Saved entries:
--

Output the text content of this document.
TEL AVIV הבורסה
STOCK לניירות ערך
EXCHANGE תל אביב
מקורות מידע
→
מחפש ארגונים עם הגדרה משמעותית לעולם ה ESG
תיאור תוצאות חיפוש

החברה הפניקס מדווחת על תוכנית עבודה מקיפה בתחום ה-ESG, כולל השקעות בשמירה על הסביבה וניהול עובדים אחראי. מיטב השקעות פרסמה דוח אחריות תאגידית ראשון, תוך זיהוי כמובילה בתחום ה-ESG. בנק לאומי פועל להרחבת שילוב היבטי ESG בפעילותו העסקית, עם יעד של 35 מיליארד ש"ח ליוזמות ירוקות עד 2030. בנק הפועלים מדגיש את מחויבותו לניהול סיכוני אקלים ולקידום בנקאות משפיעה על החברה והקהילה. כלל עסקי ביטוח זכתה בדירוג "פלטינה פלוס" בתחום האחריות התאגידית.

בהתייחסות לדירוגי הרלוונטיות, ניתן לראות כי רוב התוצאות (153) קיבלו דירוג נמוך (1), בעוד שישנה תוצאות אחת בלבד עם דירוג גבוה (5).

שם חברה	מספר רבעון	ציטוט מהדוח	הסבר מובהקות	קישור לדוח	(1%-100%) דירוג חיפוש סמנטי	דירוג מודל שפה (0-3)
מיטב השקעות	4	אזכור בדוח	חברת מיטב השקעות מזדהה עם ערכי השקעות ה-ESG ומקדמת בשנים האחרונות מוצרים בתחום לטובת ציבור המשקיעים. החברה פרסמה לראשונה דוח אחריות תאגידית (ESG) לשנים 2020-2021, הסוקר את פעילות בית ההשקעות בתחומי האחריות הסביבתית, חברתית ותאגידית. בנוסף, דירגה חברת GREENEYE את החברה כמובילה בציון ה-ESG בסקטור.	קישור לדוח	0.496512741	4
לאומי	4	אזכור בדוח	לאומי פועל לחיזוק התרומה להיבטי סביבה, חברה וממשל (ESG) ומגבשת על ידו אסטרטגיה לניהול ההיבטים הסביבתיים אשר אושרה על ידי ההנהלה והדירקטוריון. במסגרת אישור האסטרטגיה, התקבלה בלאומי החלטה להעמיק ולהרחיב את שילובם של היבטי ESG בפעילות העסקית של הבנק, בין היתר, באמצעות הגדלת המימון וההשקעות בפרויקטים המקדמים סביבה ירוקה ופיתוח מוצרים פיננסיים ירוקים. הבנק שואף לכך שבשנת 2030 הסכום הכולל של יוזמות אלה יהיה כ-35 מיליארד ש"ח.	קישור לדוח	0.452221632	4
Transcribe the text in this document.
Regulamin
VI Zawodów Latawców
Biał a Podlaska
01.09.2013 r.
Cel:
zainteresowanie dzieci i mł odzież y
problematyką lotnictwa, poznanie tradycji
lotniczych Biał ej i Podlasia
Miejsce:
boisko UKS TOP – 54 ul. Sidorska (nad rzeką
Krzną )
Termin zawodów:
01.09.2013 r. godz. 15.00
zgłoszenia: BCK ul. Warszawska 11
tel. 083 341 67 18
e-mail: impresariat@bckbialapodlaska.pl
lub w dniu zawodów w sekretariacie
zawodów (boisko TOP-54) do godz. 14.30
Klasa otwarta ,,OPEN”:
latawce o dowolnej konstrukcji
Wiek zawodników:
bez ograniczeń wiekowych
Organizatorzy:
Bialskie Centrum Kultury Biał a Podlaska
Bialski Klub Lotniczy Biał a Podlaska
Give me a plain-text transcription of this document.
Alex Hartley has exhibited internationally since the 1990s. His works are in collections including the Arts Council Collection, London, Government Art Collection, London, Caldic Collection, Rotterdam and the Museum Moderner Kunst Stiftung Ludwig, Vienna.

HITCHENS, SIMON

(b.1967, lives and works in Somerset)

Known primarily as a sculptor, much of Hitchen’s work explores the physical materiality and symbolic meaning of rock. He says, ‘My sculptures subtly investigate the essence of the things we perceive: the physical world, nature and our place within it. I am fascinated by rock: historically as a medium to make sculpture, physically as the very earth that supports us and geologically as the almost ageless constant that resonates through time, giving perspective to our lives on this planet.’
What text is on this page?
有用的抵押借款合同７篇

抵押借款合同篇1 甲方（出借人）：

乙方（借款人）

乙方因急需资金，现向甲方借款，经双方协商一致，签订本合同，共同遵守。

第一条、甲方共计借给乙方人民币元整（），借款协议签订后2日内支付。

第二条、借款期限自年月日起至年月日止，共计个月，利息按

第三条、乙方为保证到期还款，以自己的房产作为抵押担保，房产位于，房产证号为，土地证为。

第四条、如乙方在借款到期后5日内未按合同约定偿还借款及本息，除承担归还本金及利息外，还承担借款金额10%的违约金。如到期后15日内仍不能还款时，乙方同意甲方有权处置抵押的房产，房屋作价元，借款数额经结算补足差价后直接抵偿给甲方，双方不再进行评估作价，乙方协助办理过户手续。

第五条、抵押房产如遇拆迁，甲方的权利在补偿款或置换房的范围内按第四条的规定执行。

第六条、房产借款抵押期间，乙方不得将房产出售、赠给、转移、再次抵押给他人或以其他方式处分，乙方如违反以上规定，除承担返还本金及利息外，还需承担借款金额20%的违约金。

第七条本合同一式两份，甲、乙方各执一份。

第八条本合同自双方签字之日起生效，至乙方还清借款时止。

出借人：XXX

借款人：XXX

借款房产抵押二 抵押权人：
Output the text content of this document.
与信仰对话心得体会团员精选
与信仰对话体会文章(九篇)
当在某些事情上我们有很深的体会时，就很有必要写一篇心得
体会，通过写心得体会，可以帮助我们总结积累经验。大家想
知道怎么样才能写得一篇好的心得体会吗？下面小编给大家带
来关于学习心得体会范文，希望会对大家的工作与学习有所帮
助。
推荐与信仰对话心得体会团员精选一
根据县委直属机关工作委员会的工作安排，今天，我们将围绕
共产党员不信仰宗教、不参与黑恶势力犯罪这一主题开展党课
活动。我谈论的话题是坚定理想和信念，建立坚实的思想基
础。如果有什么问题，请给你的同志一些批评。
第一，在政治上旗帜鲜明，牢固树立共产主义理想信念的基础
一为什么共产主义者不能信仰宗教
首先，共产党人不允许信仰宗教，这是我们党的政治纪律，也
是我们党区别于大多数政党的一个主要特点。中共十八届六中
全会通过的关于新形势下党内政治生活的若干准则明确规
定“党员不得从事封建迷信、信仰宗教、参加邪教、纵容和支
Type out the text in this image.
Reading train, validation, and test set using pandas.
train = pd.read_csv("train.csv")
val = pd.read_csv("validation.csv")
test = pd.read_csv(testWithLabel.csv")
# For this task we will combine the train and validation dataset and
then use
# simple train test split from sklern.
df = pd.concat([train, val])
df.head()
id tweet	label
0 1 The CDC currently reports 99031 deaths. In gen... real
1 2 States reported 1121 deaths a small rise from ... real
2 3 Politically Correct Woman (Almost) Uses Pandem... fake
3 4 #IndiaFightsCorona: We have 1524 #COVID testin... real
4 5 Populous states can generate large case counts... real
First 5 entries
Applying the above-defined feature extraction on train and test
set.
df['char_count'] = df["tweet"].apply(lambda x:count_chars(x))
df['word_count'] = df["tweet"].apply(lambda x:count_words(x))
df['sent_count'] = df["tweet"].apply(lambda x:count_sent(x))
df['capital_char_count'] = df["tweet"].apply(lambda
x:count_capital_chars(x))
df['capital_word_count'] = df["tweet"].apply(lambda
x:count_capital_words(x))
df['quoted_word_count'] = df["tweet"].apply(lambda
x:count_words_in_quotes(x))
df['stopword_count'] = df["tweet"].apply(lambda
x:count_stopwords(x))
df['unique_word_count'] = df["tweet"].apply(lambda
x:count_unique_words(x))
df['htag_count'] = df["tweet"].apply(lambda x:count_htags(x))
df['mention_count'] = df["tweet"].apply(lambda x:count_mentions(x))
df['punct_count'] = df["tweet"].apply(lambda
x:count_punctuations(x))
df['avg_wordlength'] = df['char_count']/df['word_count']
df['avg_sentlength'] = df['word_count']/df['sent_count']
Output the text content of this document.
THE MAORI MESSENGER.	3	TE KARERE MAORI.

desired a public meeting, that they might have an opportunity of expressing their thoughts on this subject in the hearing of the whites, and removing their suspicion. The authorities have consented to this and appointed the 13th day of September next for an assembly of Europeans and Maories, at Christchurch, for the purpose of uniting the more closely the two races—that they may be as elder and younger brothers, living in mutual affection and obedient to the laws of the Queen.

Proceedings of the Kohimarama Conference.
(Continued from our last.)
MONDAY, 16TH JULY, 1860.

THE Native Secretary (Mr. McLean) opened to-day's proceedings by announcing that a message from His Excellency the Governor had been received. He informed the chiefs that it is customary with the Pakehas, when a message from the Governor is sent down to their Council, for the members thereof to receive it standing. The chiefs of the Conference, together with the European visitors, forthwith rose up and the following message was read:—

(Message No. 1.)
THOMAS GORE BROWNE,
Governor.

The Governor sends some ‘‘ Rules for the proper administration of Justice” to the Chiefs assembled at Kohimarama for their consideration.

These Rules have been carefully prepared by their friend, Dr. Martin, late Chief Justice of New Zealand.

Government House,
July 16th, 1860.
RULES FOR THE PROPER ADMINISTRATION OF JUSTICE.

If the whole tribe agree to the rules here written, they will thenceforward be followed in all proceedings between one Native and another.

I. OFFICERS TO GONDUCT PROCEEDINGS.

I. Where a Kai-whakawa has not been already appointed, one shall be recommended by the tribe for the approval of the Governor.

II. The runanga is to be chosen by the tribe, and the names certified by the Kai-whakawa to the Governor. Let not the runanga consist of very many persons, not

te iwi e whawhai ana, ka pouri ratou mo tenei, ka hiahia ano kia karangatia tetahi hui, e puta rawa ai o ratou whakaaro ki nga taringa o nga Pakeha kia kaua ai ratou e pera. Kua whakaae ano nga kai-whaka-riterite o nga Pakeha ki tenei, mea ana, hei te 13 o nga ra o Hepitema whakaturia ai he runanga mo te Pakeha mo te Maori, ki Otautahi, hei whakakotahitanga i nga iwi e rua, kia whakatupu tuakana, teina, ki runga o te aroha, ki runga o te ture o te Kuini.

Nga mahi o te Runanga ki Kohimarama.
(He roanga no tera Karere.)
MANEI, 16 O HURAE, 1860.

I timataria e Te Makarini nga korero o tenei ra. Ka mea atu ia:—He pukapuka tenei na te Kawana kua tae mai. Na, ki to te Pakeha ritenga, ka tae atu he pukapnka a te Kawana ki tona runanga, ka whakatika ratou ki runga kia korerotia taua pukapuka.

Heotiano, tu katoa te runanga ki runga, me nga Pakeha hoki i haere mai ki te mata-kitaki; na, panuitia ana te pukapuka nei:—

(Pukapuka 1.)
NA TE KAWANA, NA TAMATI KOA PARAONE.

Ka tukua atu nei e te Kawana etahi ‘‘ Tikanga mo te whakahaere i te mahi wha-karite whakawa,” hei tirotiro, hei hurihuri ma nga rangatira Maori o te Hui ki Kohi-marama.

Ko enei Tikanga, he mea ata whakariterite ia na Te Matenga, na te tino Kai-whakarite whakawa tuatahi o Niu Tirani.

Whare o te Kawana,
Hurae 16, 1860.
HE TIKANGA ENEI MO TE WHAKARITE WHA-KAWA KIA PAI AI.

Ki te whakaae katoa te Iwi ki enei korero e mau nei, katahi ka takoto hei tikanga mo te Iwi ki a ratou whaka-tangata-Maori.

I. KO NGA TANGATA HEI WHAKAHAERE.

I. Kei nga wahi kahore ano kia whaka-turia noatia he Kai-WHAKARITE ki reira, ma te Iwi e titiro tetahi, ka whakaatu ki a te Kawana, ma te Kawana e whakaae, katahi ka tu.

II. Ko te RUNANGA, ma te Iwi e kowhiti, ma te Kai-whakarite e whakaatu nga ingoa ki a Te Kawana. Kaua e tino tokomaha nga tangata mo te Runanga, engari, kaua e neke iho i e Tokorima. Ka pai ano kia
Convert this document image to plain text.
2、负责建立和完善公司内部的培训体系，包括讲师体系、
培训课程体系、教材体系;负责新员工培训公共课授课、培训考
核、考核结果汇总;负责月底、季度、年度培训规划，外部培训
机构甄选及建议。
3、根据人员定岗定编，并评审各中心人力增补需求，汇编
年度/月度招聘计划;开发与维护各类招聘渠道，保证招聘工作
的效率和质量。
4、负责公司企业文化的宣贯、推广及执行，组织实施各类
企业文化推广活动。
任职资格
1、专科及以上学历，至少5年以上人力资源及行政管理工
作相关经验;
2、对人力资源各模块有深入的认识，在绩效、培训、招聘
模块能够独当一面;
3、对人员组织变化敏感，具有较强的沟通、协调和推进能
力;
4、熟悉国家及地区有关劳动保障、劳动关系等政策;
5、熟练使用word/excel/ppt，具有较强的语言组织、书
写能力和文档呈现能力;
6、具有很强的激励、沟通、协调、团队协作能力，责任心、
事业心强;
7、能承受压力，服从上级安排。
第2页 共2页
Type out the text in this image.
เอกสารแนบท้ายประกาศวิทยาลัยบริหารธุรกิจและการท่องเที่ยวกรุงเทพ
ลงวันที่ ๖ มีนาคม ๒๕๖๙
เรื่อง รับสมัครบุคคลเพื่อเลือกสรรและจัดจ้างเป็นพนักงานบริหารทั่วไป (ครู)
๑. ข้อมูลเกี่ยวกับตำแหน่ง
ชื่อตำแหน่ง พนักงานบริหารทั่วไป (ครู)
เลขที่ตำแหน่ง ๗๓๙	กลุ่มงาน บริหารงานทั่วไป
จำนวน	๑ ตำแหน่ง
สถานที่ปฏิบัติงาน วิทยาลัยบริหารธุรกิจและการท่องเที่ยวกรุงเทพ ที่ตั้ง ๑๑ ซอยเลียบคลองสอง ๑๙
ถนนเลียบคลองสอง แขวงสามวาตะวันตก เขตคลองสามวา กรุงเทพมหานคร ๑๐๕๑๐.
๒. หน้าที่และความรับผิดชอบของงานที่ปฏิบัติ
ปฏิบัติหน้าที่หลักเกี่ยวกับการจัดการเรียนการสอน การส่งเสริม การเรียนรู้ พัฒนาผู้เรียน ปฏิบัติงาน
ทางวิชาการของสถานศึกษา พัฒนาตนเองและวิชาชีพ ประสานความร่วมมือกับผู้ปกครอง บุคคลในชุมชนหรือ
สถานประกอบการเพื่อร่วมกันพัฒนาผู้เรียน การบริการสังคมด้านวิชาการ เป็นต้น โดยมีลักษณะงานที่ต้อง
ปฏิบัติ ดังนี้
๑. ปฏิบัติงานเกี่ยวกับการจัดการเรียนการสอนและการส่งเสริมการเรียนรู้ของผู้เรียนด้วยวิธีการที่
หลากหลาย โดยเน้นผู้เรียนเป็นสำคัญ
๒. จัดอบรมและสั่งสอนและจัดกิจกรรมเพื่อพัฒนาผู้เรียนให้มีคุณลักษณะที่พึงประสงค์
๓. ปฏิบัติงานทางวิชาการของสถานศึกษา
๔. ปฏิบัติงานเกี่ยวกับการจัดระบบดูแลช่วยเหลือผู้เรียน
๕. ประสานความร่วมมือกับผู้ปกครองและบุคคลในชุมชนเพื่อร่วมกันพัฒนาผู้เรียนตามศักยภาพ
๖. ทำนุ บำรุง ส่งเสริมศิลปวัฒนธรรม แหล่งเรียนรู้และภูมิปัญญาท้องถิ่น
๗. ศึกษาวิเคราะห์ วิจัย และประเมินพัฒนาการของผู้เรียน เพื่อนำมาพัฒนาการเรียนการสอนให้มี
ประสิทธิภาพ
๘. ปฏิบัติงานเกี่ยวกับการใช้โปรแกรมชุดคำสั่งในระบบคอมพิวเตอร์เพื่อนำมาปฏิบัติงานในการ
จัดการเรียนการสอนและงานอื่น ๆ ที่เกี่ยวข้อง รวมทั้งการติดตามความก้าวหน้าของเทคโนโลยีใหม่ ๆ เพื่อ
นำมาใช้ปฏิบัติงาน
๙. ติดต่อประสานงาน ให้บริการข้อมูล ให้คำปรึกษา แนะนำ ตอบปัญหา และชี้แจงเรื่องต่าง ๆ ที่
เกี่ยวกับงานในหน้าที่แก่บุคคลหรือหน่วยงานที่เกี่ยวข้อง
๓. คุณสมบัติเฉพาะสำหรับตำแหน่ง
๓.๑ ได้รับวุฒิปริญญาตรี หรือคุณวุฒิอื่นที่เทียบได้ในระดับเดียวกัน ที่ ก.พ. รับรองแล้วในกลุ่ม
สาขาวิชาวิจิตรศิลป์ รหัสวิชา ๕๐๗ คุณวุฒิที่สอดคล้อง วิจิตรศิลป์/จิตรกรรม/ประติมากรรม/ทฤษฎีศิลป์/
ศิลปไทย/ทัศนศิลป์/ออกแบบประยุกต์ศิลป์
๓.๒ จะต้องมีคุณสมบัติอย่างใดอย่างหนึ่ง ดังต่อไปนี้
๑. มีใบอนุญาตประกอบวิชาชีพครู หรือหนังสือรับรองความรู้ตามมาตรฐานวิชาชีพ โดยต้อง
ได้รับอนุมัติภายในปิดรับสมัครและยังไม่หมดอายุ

--

Given request:
Keep only the lines that hold the string "תאגידית", and copy them out.

Solution for this exercise:
החברה הפניקס מדווחת על תוכנית עבודה מקיפה בתחום ה-ESG, כולל השקעות בשמירה על הסביבה וניהול עובדים אחראי. מיטב השקעות פרסמה דוח אחריות תאגידית ראשון, תוך זיהוי כמובילה בתחום ה-ESG. בנק לאומי פועל להרחבת שילוב היבטי ESG בפעילותו העסקית, עם יעד של 35 מיליארד ש"ח ליוזמות ירוקות עד 2030. בנק הפועלים מדגיש את מחויבותו לניהול סיכוני אקלים ולקידום בנקאות משפיעה על החברה והקהילה. כלל עסקי ביטוח זכתה בדירוג "פלטינה פלוס" בתחום האחריות התאגידית.
מיטב השקעות	4	אזכור בדוח	חברת מיטב השקעות מזדהה עם ערכי השקעות ה-ESG ומקדמת בשנים האחרונות מוצרים בתחום לטובת ציבור המשקיעים. החברה פרסמה לראשונה דוח אחריות תאגידית (ESG) לשנים 2020-2021, הסוקר את פעילות בית ההשקעות בתחומי האחריות הסביבתית, חברתית ותאגידית. בנוסף, דירגה חברת GREENEYE את החברה כמובילה בציון ה-ESG בסקטור.	קישור לדוח	0.496512741	4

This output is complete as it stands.